▶ Information supplied
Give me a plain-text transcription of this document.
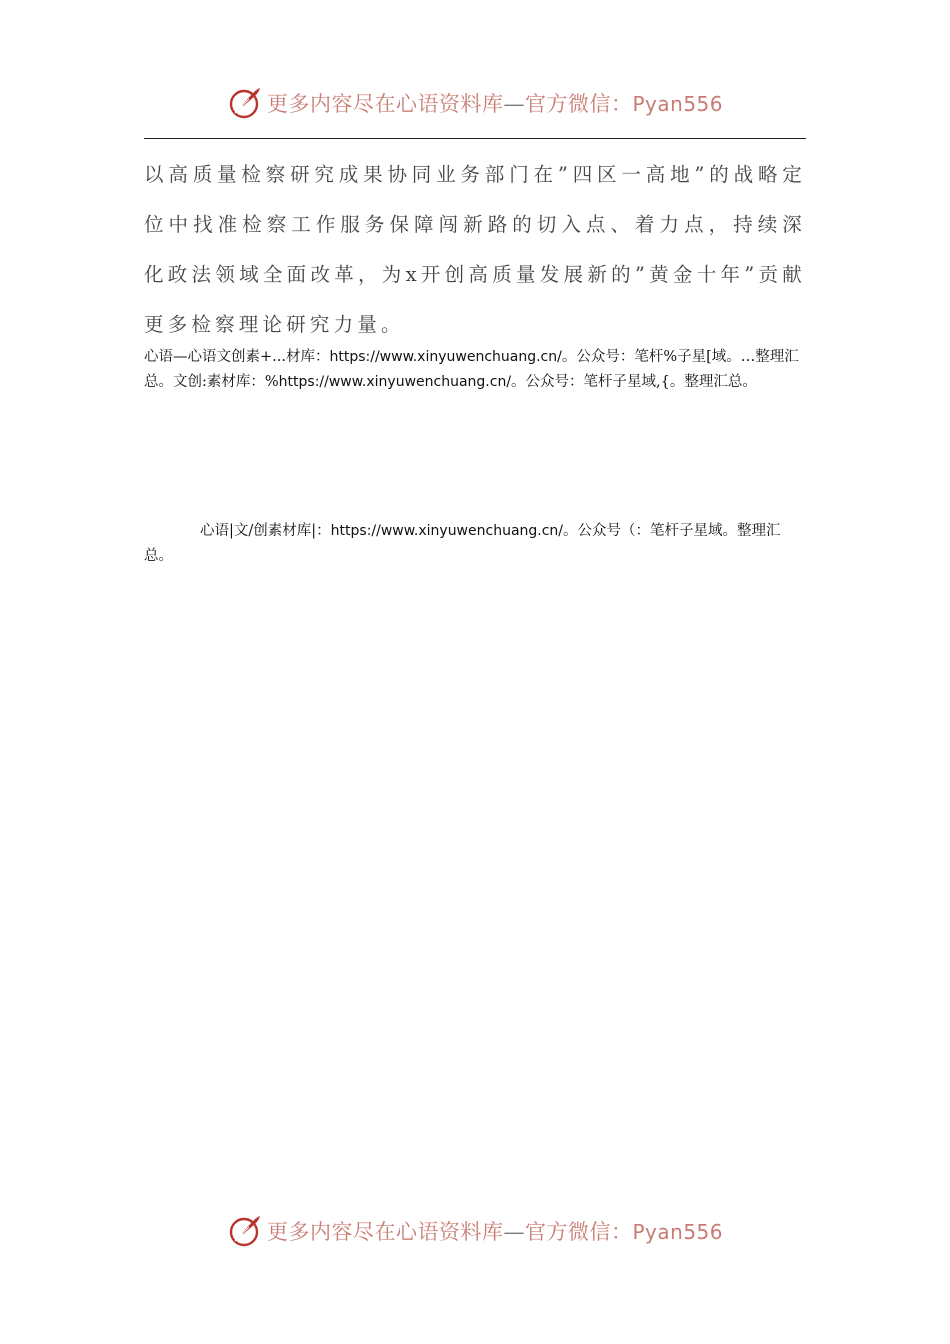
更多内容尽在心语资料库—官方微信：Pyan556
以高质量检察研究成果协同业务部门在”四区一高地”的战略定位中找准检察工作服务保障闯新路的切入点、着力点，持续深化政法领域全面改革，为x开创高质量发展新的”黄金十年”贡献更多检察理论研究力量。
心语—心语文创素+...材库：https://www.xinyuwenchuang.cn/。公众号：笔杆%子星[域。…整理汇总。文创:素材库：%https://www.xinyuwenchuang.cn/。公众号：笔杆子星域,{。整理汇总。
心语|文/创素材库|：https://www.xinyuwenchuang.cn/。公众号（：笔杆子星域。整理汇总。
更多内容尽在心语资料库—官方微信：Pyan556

▶ What you have to do
Your job is to transcribe the entries above exactly; skip the pictures.

▶ Reply
Give me a plain-text transcription of this document.
更多内容尽在心语资料库—官方微信：Pyan556
以高质量检察研究成果协同业务部门在”四区一高地”的战略定位中找准检察工作服务保障闯新路的切入点、着力点，持续深化政法领域全面改革，为x开创高质量发展新的”黄金十年”贡献更多检察理论研究力量。
心语—心语文创素+...材库：https://www.xinyuwenchuang.cn/。公众号：笔杆%子星[域。…整理汇总。文创:素材库：%https://www.xinyuwenchuang.cn/。公众号：笔杆子星域,{。整理汇总。
心语|文/创素材库|：https://www.xinyuwenchuang.cn/。公众号（：笔杆子星域。整理汇总。
更多内容尽在心语资料库—官方微信：Pyan556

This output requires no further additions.